PROVIDED RECORDS
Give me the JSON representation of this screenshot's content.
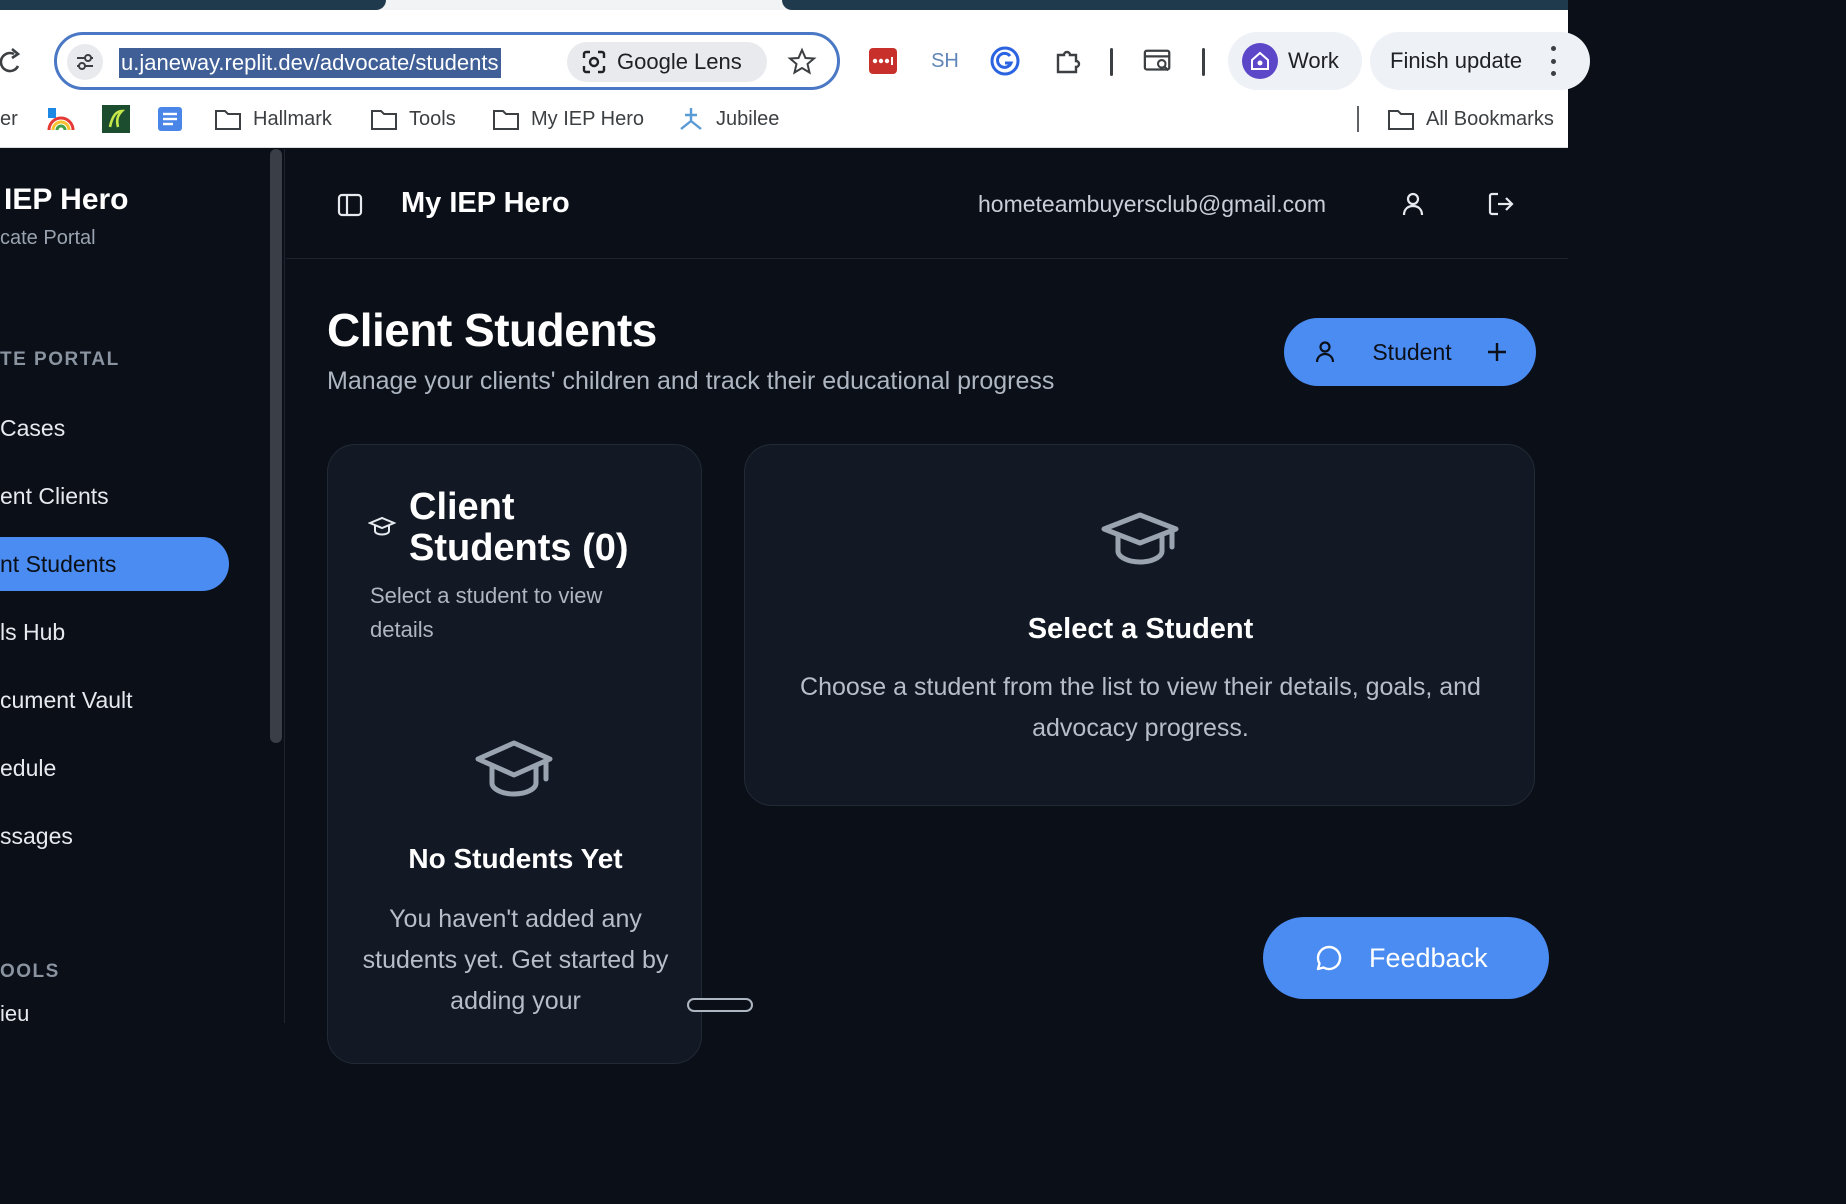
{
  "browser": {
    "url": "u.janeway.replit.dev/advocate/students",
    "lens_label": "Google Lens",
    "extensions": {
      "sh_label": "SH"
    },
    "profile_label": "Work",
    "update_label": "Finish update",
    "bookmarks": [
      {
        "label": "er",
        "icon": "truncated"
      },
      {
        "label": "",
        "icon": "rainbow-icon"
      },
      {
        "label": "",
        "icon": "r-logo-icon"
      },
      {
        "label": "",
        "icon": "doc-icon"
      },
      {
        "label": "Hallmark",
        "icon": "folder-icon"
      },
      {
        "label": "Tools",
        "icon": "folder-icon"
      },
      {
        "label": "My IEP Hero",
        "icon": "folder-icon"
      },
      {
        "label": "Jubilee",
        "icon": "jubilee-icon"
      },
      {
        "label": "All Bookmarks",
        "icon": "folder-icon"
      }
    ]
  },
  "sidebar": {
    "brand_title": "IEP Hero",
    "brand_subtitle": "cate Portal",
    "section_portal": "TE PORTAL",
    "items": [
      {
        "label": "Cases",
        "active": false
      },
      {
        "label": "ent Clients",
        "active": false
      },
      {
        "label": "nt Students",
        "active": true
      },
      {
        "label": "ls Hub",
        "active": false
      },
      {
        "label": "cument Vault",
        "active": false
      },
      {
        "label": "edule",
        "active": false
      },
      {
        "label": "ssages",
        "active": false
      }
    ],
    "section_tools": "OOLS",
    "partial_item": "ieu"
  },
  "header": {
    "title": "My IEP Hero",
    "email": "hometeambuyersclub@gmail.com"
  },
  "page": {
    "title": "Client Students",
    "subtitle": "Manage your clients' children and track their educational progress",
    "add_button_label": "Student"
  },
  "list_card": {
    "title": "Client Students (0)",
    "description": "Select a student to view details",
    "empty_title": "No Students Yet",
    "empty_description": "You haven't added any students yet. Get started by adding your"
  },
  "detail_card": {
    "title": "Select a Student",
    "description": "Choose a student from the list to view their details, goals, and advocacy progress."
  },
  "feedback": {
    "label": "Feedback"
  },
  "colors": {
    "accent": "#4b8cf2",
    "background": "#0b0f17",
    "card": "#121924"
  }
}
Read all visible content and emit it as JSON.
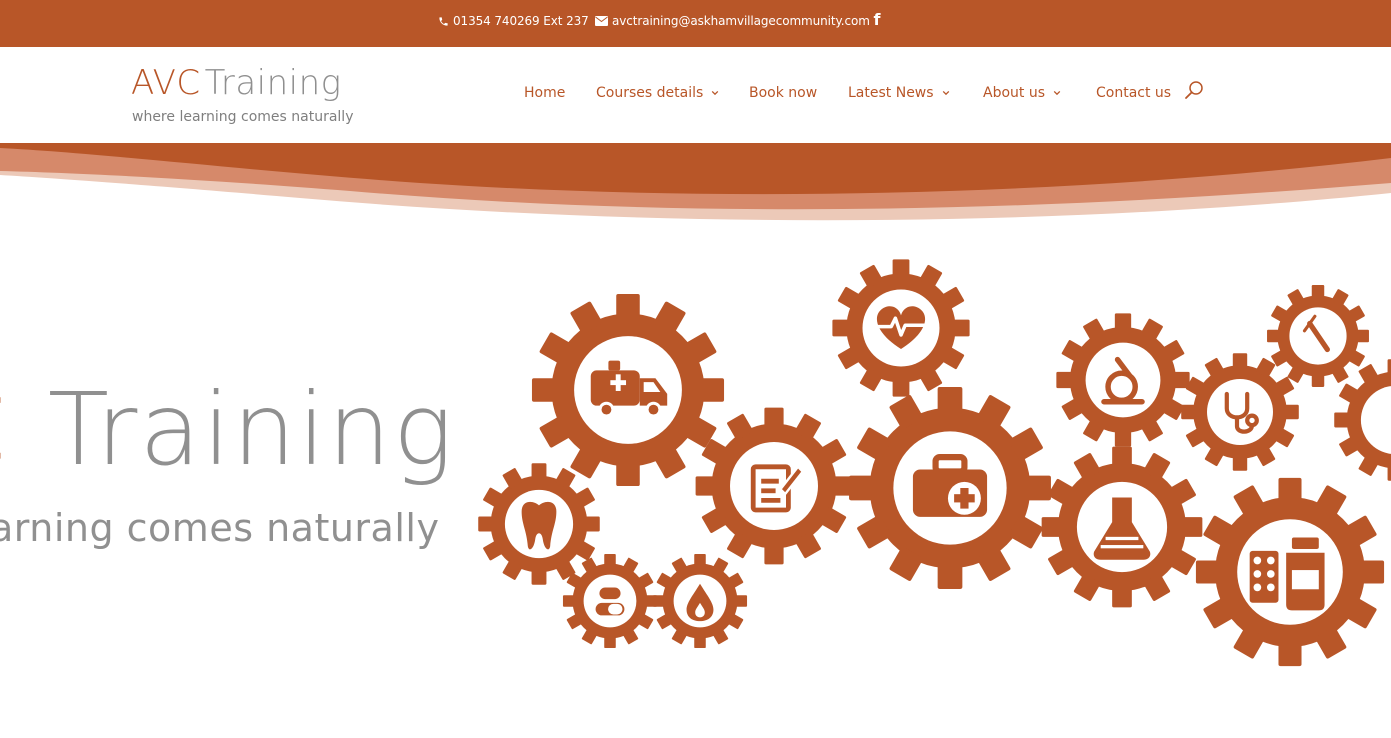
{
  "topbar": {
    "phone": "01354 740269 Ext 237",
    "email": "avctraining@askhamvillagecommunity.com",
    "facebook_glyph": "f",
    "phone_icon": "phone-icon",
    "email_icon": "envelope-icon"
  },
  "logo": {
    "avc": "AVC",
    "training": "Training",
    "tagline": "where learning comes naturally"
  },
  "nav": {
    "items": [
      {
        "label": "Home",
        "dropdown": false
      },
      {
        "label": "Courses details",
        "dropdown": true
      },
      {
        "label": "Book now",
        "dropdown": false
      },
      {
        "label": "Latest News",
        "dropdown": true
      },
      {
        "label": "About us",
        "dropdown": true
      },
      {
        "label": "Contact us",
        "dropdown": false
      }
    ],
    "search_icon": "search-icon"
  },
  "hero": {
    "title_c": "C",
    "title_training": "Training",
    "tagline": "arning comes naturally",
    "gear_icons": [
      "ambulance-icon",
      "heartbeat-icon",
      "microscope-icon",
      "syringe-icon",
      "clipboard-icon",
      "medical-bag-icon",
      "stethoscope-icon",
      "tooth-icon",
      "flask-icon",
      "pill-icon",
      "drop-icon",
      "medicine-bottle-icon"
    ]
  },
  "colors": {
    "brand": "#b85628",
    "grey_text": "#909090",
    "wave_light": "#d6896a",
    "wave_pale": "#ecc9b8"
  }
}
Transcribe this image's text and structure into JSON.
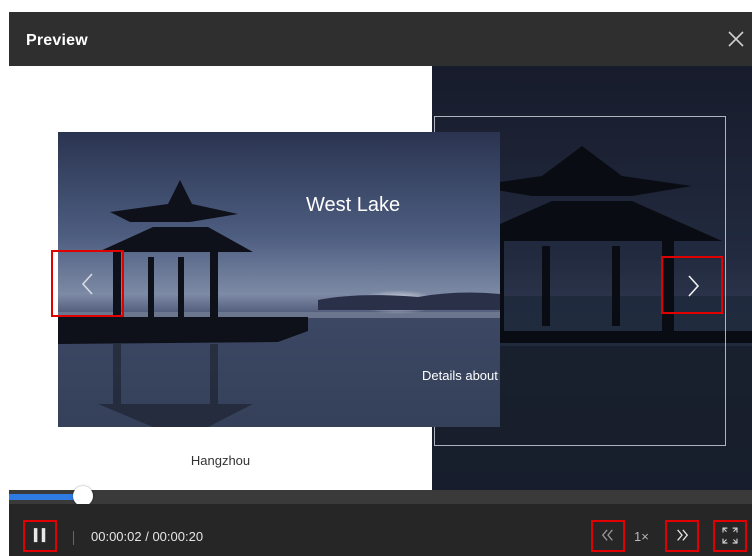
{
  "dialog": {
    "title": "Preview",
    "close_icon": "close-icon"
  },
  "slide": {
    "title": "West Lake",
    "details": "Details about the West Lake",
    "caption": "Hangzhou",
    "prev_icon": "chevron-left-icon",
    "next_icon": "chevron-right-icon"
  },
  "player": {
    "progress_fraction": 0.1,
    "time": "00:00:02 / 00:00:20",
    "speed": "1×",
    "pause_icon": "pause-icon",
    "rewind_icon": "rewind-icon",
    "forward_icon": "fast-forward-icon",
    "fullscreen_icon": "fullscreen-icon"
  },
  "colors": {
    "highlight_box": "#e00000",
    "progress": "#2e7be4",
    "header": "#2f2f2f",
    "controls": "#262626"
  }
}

STATED PROBLEM
Report each line of the material above where the word "chevron" appears.

FINAL RESULT
    "prev_icon": "chevron-left-icon",
    "next_icon": "chevron-right-icon"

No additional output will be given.